Make an exact copy of all the material below, apart from the pictures.
╭─ DATA TO PROCESS
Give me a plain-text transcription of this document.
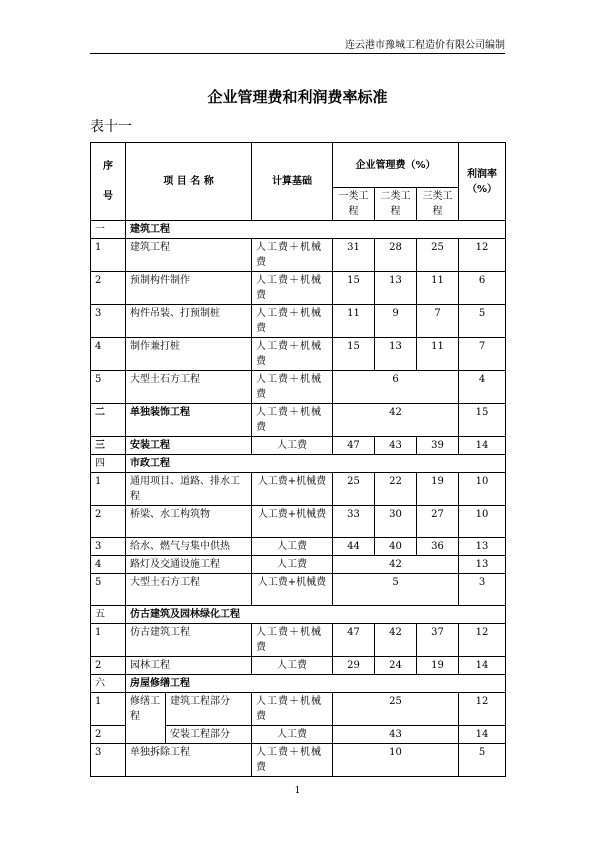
连云港市豫城工程造价有限公司编制
企业管理费和利润费率标准
表十一
序
号	项 目 名 称		计算基础	企业管理费（%）			利润率（%）
				一类工程	二类工程	三类工程	
一	建筑工程						
1	建筑工程		人工费＋机械费	31	28	25	12
2	预制构件制作		人工费＋机械费	15	13	11	6
3	构件吊装、打预制桩		人工费＋机械费	11	9	7	5
4	制作兼打桩		人工费＋机械费	15	13	11	7
5	大型土石方工程		人工费＋机械费	6			4
二	单独装饰工程		人工费＋机械费	42			15
三	安装工程		人工费	47	43	39	14
四	市政工程						
1	通用项目、道路、排水工程		人工费+机械费	25	22	19	10
2	桥梁、水工构筑物		人工费+机械费	33	30	27	10
3	给水、燃气与集中供热		人工费	44	40	36	13
4	路灯及交通设施工程		人工费	42			13
5	大型土石方工程		人工费+机械费	5			3
五	仿古建筑及园林绿化工程						
1	仿古建筑工程		人工费＋机械费	47	42	37	12
2	园林工程		人工费	29	24	19	14
六	房屋修缮工程						
1	修缮工程	建筑工程部分	人工费＋机械费	25			12
2		安装工程部分	人工费	43			14
3	单独拆除工程		人工费＋机械费	10			5
1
╰─
> **OUTPUT**
Give me a plain-text transcription of this document.
连云港市豫城工程造价有限公司编制
企业管理费和利润费率标准
表十一
序
号	项 目 名 称		计算基础	企业管理费（%）			利润率（%）
				一类工程	二类工程	三类工程	
一	建筑工程						
1	建筑工程		人工费＋机械费	31	28	25	12
2	预制构件制作		人工费＋机械费	15	13	11	6
3	构件吊装、打预制桩		人工费＋机械费	11	9	7	5
4	制作兼打桩		人工费＋机械费	15	13	11	7
5	大型土石方工程		人工费＋机械费	6			4
二	单独装饰工程		人工费＋机械费	42			15
三	安装工程		人工费	47	43	39	14
四	市政工程						
1	通用项目、道路、排水工程		人工费+机械费	25	22	19	10
2	桥梁、水工构筑物		人工费+机械费	33	30	27	10
3	给水、燃气与集中供热		人工费	44	40	36	13
4	路灯及交通设施工程		人工费	42			13
5	大型土石方工程		人工费+机械费	5			3
五	仿古建筑及园林绿化工程						
1	仿古建筑工程		人工费＋机械费	47	42	37	12
2	园林工程		人工费	29	24	19	14
六	房屋修缮工程						
1	修缮工程	建筑工程部分	人工费＋机械费	25			12
2		安装工程部分	人工费	43			14
3	单独拆除工程		人工费＋机械费	10			5
1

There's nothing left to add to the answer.